## Instructions for the task
Extract every line below, verbatim.

## Recorded information
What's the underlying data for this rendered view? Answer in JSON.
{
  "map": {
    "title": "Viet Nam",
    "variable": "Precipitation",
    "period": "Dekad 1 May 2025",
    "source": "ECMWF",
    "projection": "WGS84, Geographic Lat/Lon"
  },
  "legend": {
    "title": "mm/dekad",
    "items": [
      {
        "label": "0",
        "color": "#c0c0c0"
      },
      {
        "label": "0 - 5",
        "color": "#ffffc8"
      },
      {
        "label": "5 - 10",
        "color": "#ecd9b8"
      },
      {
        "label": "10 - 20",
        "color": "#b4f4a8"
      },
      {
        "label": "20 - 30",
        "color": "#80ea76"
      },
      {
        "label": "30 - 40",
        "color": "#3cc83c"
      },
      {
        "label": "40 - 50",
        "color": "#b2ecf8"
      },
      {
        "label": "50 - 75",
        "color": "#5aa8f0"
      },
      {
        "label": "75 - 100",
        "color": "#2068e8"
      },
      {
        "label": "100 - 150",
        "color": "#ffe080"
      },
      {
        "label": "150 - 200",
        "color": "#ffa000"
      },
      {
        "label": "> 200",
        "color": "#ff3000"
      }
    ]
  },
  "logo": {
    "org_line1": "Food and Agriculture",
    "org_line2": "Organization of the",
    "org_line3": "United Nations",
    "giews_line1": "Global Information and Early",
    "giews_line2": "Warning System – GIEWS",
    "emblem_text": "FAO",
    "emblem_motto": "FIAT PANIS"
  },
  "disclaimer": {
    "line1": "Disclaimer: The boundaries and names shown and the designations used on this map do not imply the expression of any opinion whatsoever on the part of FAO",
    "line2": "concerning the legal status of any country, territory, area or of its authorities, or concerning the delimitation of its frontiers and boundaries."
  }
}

## Written solution
What's the underlying data for this rendered view? Answer in JSON.
{
  "map": {
    "title": "Viet Nam",
    "variable": "Precipitation",
    "period": "Dekad 1 May 2025",
    "source": "ECMWF",
    "projection": "WGS84, Geographic Lat/Lon"
  },
  "legend": {
    "title": "mm/dekad",
    "items": [
      {
        "label": "0",
        "color": "#c0c0c0"
      },
      {
        "label": "0 - 5",
        "color": "#ffffc8"
      },
      {
        "label": "5 - 10",
        "color": "#ecd9b8"
      },
      {
        "label": "10 - 20",
        "color": "#b4f4a8"
      },
      {
        "label": "20 - 30",
        "color": "#80ea76"
      },
      {
        "label": "30 - 40",
        "color": "#3cc83c"
      },
      {
        "label": "40 - 50",
        "color": "#b2ecf8"
      },
      {
        "label": "50 - 75",
        "color": "#5aa8f0"
      },
      {
        "label": "75 - 100",
        "color": "#2068e8"
      },
      {
        "label": "100 - 150",
        "color": "#ffe080"
      },
      {
        "label": "150 - 200",
        "color": "#ffa000"
      },
      {
        "label": "> 200",
        "color": "#ff3000"
      }
    ]
  },
  "logo": {
    "org_line1": "Food and Agriculture",
    "org_line2": "Organization of the",
    "org_line3": "United Nations",
    "giews_line1": "Global Information and Early",
    "giews_line2": "Warning System – GIEWS",
    "emblem_text": "FAO",
    "emblem_motto": "FIAT PANIS"
  },
  "disclaimer": {
    "line1": "Disclaimer: The boundaries and names shown and the designations used on this map do not imply the expression of any opinion whatsoever on the part of FAO",
    "line2": "concerning the legal status of any country, territory, area or of its authorities, or concerning the delimitation of its frontiers and boundaries."
  }
}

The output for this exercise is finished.